Records that describe figures:
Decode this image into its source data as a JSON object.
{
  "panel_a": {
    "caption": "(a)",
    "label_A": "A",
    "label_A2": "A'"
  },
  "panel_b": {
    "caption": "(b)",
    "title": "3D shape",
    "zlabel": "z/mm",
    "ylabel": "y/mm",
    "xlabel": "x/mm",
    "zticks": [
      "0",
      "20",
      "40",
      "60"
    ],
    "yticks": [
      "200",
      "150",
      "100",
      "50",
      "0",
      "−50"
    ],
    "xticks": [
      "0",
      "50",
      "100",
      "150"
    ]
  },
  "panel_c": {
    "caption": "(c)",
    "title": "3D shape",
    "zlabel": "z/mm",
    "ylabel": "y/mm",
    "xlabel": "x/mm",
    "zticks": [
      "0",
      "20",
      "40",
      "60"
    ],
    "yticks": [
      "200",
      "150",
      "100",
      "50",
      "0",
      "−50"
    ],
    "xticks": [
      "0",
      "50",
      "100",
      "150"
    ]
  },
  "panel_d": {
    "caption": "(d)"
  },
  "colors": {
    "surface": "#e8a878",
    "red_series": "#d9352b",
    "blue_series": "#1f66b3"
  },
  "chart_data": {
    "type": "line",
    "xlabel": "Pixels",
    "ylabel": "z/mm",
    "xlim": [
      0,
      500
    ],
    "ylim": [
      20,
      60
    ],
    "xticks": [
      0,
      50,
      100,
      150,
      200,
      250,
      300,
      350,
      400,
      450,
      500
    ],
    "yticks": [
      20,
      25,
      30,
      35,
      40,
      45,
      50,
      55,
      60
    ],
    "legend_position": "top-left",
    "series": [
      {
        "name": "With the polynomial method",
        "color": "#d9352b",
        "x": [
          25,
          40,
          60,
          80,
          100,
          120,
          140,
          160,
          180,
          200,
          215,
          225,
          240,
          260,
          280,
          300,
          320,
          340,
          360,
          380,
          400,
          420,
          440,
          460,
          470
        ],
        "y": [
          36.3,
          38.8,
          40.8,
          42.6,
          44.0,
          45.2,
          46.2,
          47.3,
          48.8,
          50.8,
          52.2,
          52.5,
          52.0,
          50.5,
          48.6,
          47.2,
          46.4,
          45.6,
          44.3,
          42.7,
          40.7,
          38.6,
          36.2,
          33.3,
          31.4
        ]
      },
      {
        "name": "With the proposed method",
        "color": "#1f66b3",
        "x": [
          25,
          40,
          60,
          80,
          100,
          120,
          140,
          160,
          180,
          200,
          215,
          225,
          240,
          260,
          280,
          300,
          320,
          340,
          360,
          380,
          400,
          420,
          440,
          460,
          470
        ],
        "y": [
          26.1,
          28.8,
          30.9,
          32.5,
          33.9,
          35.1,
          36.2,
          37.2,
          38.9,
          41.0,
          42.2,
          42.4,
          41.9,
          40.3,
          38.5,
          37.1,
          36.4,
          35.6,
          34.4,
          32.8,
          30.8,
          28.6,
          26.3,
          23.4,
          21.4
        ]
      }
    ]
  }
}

---

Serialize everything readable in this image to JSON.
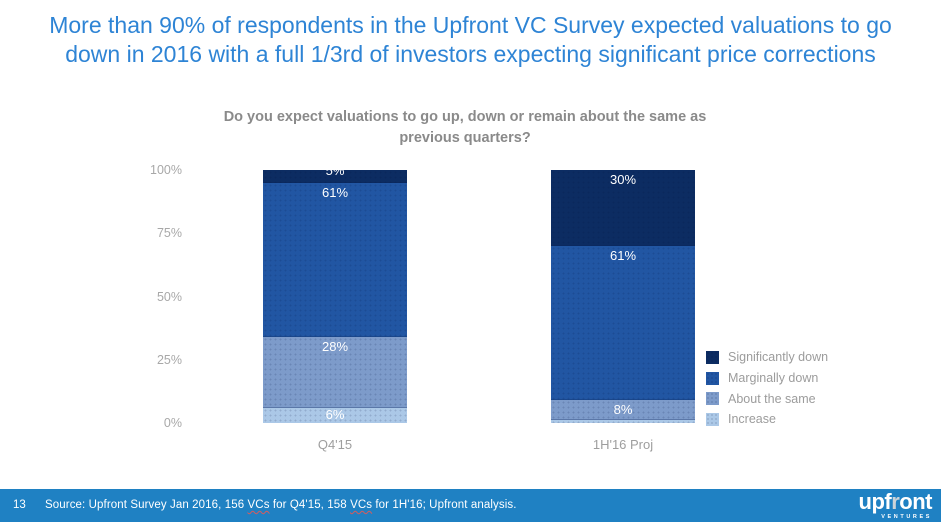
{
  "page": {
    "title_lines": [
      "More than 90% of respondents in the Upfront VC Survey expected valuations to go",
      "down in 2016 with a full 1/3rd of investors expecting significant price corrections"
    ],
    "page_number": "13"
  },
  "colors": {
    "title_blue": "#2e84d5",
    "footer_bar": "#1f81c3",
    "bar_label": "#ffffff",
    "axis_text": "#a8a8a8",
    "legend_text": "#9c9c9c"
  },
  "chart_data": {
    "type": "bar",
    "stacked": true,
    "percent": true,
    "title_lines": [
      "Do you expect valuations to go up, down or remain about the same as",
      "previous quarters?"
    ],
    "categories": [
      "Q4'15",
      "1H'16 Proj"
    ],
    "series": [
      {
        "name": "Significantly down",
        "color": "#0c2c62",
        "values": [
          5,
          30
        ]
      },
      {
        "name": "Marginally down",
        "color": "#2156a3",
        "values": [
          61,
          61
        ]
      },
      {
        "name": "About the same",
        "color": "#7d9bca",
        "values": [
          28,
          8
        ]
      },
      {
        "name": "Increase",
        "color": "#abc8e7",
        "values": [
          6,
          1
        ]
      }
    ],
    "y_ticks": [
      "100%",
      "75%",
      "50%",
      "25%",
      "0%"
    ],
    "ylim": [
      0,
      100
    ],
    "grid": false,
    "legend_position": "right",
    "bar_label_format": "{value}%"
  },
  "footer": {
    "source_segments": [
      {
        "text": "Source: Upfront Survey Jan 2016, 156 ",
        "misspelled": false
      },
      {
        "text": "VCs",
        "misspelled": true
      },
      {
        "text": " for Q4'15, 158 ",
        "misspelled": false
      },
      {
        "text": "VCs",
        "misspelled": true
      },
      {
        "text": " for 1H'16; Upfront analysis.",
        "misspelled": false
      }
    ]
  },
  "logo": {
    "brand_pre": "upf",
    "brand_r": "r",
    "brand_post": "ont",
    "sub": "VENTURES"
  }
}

**Job**
Give the count of lines containing "caption", with no added text.

**Response to the task**
4